:: Direction ::
Reproduce the rows from the line containing "title-bar[interactable]: VM6 - Conversation" down to the line containing "513, 674, 540]", changing every "message-separator" to "message-divider" and leaving everything else the same.

--- Start Data to process ---

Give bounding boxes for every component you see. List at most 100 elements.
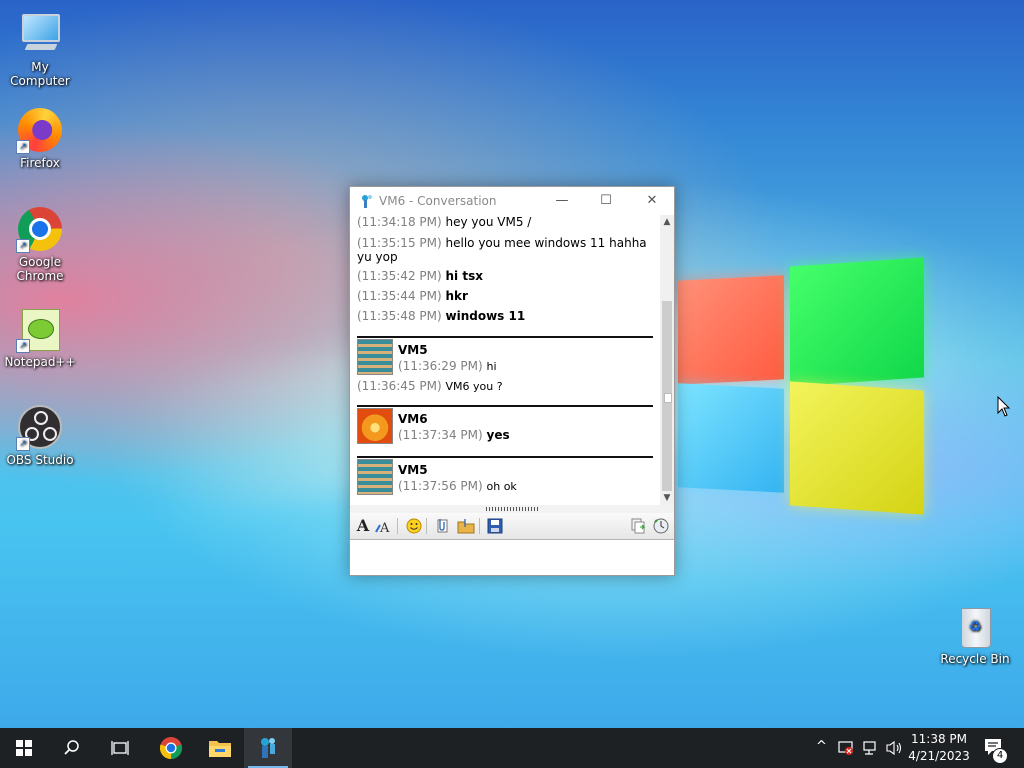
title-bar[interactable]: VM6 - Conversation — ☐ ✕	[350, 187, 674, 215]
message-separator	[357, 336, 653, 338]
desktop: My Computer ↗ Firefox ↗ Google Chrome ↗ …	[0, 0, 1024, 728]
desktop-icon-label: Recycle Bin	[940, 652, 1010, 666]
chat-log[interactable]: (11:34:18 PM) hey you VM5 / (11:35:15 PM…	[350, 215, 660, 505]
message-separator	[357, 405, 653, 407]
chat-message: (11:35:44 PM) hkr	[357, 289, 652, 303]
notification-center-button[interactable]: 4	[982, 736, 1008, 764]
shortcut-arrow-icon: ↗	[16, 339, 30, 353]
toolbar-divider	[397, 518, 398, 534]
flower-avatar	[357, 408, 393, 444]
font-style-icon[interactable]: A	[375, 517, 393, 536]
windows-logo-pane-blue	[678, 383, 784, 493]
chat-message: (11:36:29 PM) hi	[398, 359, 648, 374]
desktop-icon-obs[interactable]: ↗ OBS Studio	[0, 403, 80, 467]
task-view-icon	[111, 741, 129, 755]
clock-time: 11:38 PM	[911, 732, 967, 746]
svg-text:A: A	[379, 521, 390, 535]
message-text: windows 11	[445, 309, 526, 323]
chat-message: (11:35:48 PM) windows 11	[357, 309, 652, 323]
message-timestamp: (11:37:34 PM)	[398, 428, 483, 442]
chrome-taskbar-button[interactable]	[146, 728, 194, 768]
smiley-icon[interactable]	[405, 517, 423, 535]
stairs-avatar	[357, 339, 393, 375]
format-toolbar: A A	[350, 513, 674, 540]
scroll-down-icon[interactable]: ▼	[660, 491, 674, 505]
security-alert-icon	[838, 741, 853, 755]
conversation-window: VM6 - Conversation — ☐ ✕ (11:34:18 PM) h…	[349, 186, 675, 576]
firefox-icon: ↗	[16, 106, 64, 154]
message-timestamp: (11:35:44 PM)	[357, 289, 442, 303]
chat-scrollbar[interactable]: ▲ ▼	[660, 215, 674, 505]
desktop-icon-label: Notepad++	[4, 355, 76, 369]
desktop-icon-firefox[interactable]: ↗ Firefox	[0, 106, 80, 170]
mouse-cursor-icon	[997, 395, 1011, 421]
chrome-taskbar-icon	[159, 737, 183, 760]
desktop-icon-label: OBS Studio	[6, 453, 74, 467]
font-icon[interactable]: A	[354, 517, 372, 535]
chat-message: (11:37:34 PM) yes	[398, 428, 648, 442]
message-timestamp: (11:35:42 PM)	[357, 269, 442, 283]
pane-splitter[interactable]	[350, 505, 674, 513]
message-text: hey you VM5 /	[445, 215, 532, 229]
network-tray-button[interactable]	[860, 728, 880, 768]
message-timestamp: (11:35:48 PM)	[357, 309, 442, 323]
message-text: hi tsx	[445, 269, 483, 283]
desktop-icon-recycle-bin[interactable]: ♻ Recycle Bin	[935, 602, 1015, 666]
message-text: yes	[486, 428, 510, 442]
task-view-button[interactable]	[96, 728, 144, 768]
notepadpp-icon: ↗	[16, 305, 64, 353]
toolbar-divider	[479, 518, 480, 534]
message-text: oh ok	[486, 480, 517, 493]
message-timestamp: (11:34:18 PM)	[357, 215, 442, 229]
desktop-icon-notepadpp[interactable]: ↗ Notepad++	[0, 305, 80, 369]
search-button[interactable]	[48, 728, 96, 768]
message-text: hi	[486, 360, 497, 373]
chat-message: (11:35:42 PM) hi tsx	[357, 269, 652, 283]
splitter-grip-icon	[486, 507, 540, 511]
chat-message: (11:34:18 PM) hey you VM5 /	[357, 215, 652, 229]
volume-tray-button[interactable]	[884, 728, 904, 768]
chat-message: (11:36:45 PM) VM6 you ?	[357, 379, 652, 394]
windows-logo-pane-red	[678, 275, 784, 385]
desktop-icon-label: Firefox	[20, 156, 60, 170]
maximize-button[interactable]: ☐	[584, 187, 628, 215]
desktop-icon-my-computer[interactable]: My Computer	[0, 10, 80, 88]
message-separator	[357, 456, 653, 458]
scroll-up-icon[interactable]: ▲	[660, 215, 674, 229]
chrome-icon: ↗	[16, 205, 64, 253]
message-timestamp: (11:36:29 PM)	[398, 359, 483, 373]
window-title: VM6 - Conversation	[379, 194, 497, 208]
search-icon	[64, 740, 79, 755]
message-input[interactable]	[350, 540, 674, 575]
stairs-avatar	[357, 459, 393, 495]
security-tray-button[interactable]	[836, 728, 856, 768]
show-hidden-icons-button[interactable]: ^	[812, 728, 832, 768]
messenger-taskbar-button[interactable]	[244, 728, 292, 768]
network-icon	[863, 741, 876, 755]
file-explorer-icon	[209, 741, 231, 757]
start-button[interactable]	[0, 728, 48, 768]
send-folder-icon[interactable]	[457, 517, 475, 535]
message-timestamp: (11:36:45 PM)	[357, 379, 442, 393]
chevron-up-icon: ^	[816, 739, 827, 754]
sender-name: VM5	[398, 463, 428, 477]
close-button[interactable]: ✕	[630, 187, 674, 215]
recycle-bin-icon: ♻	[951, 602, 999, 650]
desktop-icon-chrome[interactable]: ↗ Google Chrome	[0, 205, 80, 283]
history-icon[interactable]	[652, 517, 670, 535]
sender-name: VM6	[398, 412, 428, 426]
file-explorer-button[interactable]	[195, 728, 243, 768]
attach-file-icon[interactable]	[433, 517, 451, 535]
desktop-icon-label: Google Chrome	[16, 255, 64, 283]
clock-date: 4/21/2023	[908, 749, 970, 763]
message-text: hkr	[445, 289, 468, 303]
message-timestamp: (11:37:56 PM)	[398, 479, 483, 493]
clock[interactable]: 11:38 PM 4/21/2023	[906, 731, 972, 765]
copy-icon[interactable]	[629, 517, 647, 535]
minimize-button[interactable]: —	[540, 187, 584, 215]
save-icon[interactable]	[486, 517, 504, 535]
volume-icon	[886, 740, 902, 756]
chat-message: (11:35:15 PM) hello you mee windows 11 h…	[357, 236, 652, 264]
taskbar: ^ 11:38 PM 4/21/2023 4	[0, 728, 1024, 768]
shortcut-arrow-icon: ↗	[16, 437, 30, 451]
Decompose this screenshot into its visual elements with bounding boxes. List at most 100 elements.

--- End Data to process ---

:: Task response ::
title-bar[interactable]: VM6 - Conversation — ☐ ✕	[350, 187, 674, 215]
message-divider	[357, 336, 653, 338]
desktop: My Computer ↗ Firefox ↗ Google Chrome ↗ …	[0, 0, 1024, 728]
desktop-icon-label: Recycle Bin	[940, 652, 1010, 666]
chat-log[interactable]: (11:34:18 PM) hey you VM5 / (11:35:15 PM…	[350, 215, 660, 505]
message-divider	[357, 405, 653, 407]
chat-message: (11:35:44 PM) hkr	[357, 289, 652, 303]
notification-center-button[interactable]: 4	[982, 736, 1008, 764]
shortcut-arrow-icon: ↗	[16, 339, 30, 353]
toolbar-divider	[397, 518, 398, 534]
flower-avatar	[357, 408, 393, 444]
font-style-icon[interactable]: A	[375, 517, 393, 536]
windows-logo-pane-blue	[678, 383, 784, 493]
chat-message: (11:36:29 PM) hi	[398, 359, 648, 374]
desktop-icon-obs[interactable]: ↗ OBS Studio	[0, 403, 80, 467]
task-view-icon	[111, 741, 129, 755]
clock-time: 11:38 PM	[911, 732, 967, 746]
svg-text:A: A	[379, 521, 390, 535]
message-text: windows 11	[445, 309, 526, 323]
chat-message: (11:35:48 PM) windows 11	[357, 309, 652, 323]
message-timestamp: (11:37:34 PM)	[398, 428, 483, 442]
chrome-taskbar-button[interactable]	[146, 728, 194, 768]
smiley-icon[interactable]	[405, 517, 423, 535]
stairs-avatar	[357, 339, 393, 375]
format-toolbar: A A	[350, 513, 674, 540]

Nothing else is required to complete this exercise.